[Data records]
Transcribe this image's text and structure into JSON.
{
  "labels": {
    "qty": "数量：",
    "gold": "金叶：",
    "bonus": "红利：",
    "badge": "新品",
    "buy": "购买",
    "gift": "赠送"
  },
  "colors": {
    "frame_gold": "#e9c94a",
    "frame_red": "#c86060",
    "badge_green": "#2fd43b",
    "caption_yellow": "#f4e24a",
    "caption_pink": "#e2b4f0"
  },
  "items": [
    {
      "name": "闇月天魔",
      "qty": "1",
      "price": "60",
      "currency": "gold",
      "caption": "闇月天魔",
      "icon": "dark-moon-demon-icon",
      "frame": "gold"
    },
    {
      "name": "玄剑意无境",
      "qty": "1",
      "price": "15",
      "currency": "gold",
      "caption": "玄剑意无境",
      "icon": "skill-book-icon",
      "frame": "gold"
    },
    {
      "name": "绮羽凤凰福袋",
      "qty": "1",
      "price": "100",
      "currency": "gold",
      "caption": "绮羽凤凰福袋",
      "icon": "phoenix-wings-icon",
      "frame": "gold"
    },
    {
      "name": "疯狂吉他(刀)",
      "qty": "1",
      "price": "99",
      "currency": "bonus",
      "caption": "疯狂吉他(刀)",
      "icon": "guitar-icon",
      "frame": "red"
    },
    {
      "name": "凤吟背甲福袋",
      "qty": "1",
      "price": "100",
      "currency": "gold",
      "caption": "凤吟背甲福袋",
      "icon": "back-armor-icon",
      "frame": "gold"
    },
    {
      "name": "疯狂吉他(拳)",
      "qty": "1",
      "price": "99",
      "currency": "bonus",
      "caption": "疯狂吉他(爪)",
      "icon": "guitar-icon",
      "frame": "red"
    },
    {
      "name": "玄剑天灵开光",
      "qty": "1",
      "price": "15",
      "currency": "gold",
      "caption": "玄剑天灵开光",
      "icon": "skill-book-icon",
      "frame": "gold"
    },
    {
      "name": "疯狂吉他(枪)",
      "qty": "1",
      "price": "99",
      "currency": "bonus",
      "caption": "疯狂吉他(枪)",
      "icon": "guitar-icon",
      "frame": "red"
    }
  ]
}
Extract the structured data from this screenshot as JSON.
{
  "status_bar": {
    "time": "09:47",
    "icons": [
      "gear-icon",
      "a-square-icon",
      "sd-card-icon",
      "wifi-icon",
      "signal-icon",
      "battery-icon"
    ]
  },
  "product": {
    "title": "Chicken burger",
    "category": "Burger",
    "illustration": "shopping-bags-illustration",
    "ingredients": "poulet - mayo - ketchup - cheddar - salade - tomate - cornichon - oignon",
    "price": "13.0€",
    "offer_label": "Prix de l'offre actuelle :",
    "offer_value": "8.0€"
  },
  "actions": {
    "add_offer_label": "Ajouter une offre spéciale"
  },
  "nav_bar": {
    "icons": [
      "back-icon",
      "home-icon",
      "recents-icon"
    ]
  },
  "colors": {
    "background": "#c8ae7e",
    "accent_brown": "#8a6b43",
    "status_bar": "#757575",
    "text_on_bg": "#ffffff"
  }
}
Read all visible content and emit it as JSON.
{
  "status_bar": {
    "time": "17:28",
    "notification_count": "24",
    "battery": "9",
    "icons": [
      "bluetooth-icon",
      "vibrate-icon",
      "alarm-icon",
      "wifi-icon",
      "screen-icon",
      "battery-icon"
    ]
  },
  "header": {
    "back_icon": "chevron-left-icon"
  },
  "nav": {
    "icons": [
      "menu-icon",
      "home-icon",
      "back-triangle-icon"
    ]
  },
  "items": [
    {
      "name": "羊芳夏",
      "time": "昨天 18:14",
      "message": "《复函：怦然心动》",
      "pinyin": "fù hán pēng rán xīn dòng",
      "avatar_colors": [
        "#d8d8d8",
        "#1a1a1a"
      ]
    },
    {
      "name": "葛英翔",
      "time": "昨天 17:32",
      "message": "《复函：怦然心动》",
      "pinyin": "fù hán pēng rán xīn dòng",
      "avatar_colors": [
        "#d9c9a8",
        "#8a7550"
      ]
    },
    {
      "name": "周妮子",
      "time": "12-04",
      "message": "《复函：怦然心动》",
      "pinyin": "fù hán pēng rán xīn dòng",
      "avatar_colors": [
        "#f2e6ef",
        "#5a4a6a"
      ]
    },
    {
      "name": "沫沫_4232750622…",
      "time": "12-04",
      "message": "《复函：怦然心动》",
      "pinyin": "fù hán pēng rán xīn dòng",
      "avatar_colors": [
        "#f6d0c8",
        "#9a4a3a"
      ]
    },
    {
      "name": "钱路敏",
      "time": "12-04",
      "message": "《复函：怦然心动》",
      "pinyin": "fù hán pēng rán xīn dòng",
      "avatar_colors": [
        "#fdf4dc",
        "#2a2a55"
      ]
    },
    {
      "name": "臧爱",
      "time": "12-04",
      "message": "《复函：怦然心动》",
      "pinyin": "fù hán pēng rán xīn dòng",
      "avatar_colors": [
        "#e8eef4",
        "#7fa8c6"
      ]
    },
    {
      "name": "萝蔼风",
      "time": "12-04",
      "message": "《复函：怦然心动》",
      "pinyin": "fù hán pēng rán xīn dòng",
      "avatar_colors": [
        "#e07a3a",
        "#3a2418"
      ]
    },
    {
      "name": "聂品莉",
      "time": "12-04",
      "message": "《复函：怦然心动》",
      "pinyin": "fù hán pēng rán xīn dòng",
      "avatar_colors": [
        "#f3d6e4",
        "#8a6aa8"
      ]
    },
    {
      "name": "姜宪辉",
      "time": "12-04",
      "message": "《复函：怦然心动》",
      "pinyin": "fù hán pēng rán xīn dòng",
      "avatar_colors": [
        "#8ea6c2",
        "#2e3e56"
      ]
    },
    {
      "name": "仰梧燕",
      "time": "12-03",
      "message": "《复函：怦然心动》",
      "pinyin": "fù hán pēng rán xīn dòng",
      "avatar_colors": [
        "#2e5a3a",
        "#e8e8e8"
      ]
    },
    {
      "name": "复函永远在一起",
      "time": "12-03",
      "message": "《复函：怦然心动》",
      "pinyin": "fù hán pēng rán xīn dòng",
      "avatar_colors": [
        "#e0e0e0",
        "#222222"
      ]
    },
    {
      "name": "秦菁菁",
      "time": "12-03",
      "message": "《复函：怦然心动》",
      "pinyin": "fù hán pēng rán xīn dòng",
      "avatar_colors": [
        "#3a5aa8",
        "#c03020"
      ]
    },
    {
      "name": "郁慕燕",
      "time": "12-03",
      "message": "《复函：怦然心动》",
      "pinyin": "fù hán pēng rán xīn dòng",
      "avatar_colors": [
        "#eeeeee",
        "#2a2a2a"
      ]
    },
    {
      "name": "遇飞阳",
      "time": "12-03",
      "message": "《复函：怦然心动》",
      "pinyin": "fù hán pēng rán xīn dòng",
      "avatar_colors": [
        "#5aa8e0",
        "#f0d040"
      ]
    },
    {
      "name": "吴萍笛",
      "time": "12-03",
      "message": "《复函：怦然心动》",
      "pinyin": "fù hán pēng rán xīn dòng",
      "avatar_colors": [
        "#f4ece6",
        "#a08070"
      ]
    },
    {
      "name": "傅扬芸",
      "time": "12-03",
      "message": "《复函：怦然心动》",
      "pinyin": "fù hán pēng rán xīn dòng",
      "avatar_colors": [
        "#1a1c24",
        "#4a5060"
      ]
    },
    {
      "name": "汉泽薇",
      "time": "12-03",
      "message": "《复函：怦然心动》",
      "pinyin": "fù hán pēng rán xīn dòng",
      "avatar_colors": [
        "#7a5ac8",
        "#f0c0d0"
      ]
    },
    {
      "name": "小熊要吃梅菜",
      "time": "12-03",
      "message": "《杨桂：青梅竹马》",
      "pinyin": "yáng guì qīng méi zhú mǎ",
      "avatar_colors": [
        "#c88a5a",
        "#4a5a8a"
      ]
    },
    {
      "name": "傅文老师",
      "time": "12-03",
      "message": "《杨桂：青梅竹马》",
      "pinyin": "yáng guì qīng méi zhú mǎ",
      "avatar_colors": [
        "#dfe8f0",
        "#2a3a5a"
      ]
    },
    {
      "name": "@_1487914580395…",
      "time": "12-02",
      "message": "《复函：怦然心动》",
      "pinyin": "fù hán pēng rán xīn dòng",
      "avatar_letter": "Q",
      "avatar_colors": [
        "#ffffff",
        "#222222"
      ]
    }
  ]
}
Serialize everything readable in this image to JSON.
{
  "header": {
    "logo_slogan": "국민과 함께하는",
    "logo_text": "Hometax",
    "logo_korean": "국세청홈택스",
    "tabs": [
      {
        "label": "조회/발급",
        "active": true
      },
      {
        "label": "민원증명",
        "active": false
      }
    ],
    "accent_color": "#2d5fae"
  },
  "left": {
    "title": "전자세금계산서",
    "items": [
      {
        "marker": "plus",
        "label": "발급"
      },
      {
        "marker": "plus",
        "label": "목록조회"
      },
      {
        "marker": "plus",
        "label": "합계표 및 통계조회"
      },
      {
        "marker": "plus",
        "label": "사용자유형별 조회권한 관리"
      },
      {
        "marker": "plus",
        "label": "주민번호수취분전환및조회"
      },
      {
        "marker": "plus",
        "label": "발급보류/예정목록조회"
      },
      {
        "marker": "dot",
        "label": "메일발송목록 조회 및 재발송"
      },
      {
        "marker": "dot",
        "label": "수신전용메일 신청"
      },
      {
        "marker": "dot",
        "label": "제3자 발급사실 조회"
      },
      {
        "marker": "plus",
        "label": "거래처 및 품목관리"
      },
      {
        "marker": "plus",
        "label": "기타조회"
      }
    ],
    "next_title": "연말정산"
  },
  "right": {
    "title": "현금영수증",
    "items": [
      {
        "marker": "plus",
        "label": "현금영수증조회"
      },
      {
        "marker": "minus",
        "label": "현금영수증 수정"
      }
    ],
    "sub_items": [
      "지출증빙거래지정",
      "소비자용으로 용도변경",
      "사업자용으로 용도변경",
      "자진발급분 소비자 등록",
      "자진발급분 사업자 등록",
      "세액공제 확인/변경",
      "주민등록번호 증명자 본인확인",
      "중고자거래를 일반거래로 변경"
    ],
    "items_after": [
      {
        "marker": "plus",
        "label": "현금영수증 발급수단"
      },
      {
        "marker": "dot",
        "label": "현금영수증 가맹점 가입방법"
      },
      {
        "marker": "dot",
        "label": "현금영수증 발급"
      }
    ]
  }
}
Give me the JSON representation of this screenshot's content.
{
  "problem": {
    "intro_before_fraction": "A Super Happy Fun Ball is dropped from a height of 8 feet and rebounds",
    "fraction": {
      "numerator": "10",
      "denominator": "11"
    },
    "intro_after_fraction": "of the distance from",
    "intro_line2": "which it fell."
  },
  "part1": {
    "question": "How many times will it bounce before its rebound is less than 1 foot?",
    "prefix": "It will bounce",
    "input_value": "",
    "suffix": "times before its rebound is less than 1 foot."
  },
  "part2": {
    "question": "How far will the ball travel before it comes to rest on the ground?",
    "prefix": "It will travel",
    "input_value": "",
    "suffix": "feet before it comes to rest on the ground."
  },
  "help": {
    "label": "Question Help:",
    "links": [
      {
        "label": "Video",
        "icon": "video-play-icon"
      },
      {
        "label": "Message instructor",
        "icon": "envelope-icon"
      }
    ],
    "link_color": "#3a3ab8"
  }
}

> What you need to do: In the records above, return only the line that contains "Give me the" and every line after it through the last, exactly as they appear.

> Written response:
Give me the JSON representation of this screenshot's content.
{
  "problem": {
    "intro_before_fraction": "A Super Happy Fun Ball is dropped from a height of 8 feet and rebounds",
    "fraction": {
      "numerator": "10",
      "denominator": "11"
    },
    "intro_after_fraction": "of the distance from",
    "intro_line2": "which it fell."
  },
  "part1": {
    "question": "How many times will it bounce before its rebound is less than 1 foot?",
    "prefix": "It will bounce",
    "input_value": "",
    "suffix": "times before its rebound is less than 1 foot."
  },
  "part2": {
    "question": "How far will the ball travel before it comes to rest on the ground?",
    "prefix": "It will travel",
    "input_value": "",
    "suffix": "feet before it comes to rest on the ground."
  },
  "help": {
    "label": "Question Help:",
    "links": [
      {
        "label": "Video",
        "icon": "video-play-icon"
      },
      {
        "label": "Message instructor",
        "icon": "envelope-icon"
      }
    ],
    "link_color": "#3a3ab8"
  }
}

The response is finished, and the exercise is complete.